REQUIRED TASK :: Pull every "also" line out of the data below.

Dataset items:
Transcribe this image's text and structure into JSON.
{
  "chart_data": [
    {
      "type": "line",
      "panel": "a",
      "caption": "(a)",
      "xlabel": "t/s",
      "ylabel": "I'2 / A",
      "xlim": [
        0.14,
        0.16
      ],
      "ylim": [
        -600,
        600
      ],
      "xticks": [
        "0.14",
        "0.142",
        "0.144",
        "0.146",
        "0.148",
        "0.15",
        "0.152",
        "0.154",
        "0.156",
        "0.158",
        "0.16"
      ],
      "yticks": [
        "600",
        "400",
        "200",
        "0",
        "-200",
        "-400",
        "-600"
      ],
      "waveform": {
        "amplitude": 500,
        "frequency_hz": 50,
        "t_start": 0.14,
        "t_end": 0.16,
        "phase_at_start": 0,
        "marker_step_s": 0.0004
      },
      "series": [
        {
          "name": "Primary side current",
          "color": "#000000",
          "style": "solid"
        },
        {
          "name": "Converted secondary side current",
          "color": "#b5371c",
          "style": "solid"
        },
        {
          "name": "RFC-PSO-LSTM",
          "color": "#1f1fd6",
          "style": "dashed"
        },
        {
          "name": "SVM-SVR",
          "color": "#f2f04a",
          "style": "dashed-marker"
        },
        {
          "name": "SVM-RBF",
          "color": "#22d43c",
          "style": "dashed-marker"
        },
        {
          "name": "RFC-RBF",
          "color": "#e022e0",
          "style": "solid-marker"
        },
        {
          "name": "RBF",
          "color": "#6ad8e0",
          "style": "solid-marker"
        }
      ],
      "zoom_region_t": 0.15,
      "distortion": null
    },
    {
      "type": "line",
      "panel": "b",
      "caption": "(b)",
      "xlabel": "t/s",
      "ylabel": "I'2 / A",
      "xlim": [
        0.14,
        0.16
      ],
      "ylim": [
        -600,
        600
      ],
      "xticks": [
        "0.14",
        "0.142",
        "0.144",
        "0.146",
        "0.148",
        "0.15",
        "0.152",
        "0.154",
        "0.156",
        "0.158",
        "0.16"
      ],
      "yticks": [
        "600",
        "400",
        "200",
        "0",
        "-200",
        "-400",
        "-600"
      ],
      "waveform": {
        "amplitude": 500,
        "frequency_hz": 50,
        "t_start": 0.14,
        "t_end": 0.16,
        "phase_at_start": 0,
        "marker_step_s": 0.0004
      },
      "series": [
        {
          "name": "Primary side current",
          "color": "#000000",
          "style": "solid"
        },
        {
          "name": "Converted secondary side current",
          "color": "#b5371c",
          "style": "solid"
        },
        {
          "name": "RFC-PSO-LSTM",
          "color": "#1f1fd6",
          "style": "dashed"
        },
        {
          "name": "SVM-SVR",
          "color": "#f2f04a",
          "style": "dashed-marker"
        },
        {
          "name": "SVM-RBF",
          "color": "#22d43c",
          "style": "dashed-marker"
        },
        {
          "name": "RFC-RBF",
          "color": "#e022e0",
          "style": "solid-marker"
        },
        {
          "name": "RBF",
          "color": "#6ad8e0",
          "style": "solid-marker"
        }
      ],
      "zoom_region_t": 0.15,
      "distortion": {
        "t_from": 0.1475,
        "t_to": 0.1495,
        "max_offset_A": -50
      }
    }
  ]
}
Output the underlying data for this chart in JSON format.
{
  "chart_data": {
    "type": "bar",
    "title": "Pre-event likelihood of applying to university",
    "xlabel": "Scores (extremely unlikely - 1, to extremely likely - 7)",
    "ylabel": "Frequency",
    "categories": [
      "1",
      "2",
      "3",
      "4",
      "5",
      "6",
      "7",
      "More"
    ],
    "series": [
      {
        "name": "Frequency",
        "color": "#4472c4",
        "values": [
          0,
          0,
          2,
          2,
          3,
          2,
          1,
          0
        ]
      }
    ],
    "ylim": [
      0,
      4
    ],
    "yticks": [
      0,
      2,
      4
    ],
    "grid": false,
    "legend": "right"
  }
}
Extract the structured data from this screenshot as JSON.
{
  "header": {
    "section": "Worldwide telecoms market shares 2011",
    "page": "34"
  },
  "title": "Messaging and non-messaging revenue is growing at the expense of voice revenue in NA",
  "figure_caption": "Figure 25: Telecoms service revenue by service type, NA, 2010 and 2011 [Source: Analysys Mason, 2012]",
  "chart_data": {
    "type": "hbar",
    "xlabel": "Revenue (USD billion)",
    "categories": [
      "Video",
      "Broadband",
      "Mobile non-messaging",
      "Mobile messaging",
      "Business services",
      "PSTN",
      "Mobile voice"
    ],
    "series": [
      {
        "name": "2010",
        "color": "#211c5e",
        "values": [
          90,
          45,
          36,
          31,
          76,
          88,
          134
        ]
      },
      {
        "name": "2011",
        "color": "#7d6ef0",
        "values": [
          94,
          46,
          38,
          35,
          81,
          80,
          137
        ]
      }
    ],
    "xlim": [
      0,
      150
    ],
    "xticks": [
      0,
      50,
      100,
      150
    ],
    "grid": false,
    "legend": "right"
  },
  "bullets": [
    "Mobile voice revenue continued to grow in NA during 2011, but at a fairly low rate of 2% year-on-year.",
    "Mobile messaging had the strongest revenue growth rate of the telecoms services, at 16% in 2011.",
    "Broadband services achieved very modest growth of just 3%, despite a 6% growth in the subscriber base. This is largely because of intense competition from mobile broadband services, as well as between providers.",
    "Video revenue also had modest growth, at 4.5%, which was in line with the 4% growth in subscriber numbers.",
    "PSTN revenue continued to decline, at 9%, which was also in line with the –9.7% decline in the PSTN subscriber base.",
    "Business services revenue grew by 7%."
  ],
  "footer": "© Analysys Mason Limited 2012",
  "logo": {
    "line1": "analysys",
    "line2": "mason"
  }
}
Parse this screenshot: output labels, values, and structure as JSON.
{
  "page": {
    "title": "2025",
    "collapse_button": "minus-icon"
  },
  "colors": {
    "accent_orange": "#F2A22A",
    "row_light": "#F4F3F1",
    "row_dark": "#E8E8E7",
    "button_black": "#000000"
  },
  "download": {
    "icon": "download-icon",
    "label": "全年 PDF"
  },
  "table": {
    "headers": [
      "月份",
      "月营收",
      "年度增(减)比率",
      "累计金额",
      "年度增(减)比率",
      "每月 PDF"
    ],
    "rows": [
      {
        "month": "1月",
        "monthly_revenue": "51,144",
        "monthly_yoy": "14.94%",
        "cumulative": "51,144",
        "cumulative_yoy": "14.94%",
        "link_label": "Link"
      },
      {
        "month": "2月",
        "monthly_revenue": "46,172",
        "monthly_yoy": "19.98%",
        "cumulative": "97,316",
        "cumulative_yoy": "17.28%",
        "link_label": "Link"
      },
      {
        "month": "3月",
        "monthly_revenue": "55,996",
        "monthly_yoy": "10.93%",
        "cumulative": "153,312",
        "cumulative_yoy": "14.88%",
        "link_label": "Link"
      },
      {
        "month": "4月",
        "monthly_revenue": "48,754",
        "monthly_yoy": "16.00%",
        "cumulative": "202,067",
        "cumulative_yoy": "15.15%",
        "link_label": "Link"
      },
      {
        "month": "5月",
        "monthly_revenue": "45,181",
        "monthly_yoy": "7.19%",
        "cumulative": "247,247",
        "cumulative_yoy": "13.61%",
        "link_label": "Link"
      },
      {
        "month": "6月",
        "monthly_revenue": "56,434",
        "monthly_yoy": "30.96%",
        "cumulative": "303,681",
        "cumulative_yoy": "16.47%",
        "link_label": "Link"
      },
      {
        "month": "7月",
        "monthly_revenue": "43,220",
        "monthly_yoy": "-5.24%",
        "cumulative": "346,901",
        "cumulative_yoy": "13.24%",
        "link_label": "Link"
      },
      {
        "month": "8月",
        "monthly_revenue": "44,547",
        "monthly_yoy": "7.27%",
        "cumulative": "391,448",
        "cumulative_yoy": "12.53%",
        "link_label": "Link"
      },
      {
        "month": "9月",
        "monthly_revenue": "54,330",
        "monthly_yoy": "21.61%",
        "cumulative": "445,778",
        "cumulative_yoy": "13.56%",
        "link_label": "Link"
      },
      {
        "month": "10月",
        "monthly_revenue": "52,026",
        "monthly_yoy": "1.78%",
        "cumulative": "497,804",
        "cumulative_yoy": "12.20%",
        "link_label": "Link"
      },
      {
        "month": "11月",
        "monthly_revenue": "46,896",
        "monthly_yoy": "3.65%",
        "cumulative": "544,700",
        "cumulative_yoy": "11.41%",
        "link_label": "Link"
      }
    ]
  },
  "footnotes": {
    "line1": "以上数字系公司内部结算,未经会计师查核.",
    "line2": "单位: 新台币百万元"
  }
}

WRITTEN SOLUTION ::
    "Video revenue also had modest growth, at 4.5%, which was in line with the 4% growth in subscriber numbers.",
    "PSTN revenue continued to decline, at 9%, which was also in line with the –9.7% decline in the PSTN subscriber base.",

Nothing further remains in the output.